--- START Text section ---

Not just any kind of student talk is expected to be productive for supporting or challenging students' thinking. Providing explanations is positively related to achievement outcomes, even when prior achievement is controlled for, whereas giving only answers is not related or is negatively related to achievement outcomes (Webb & Palincsar, 1996). Beyond providing answers, students must describe how they solve problems and why they propose certain strategies and approaches. Moreover, when describing their thinking, students must be precise and explicit in their talk, especially providing enough detail and making referents clear so that the teacher and fellow classmates can understand their ideas (Nathan & Knuth, 2003; Sfard & Kieran, 2001).
Teacher Moves to Support Student Explanations
Despite the demonstrated importance of students' explaining their thinking, "teacher-centered instruction continues to dominate elementary and secondary classrooms" (Cuban, 1993). In most classrooms students infrequently ask questions (Graesser & Person, 1994), and teacher talk typically dominates classroom discourse (Cazden, 2001). Moreover, the vast majority of teacher queries consist of short-answer, low-level questions that require students to recall facts, rules, and procedures (Graesser & Person, 1994), rather than high-level questions that require students to draw inferences and synthesize ideas (Hiebert & Wearne, 1993; Webb, Nemer, & Ing, 2006). International comparisons mirror these findings. The lack of opportunities in U.S. classrooms for students to discuss connections among mathematical ideas and to reason about mathematical concepts constituted one of the most prominent findings of the Third International Mathematics and Science Study (Hiebert et al., 2003; Stigler & Hiebert, 1999). Additionally, these descriptions of the level of student participation echo those made two or more decades ago (e.g., Cazden, 1986; Doyle, 1985; Gall, 1984; Mehan, 1985).

--- END Text section ---
--- START Information supplied ---

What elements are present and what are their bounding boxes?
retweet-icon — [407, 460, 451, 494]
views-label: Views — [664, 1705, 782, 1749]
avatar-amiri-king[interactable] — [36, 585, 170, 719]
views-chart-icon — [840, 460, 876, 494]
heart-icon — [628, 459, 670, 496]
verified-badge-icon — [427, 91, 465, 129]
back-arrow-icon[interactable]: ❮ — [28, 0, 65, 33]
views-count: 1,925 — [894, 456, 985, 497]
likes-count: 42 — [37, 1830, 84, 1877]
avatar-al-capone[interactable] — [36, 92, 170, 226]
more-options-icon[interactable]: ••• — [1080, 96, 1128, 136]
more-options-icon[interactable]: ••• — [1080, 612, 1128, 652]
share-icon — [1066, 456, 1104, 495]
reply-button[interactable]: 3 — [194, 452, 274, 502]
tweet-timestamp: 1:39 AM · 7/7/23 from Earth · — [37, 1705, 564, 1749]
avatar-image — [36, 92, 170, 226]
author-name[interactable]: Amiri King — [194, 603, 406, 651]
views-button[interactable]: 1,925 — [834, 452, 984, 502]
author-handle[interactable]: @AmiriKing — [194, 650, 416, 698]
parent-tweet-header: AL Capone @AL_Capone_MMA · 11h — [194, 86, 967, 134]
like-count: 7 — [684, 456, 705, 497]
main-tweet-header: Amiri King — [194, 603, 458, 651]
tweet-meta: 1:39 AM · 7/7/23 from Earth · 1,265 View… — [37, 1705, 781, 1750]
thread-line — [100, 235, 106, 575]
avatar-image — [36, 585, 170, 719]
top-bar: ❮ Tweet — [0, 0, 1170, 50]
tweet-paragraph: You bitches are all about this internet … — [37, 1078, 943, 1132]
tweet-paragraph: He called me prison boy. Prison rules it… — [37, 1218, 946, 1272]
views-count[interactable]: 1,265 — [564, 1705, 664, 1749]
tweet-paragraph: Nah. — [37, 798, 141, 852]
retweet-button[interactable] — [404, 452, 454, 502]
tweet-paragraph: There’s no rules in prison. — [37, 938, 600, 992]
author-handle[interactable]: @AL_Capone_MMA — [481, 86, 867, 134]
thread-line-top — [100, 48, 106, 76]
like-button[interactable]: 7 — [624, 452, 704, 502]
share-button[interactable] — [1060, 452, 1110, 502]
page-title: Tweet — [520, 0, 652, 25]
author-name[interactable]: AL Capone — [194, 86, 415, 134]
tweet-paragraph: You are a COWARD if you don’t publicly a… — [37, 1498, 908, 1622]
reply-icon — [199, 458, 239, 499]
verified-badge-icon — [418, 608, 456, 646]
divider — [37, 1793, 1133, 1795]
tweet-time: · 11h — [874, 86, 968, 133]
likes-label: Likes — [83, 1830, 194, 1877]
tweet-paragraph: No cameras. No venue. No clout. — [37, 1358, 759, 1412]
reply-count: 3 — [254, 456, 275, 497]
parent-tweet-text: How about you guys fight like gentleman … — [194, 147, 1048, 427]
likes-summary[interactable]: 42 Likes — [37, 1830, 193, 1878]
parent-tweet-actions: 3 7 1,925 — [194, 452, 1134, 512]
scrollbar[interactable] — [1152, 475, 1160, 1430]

--- END Information supplied ---

## Parts of the exercise
- 1) Can you reproduce the text on student explanations, starting at "Not just any" and ending at "Sfard & Kieran, 2001)."?
- 2) Answer these questions from the text on student explanations:
(a) What kind of student talk is positively related to achievement outcomes, even when prior achievement is controlled for?
(b) What do the vast majority of teacher queries consist of?
(c) Which study had, as one of its most prominent findings, the lack of opportunities in U.S. classrooms for students to discuss connections among mathematical ideas?

## Answer set
- 1)
Not just any kind of student talk is expected to be productive for supporting or challenging students' thinking. Providing explanations is positively related to achievement outcomes, even when prior achievement is controlled for, whereas giving only answers is not related or is negatively related to achievement outcomes (Webb & Palincsar, 1996). Beyond providing answers, students must describe how they solve problems and why they propose certain strategies and approaches. Moreover, when describing their thinking, students must be precise and explicit in their talk, especially providing enough detail and making referents clear so that the teacher and fellow classmates can understand their ideas (Nathan & Knuth, 2003; Sfard & Kieran, 2001).

- 2)
(a) Providing explanations.
(b) Short-answer, low-level questions that require students to recall facts, rules, and procedures.
(c) The Third International Mathematics and Science Study.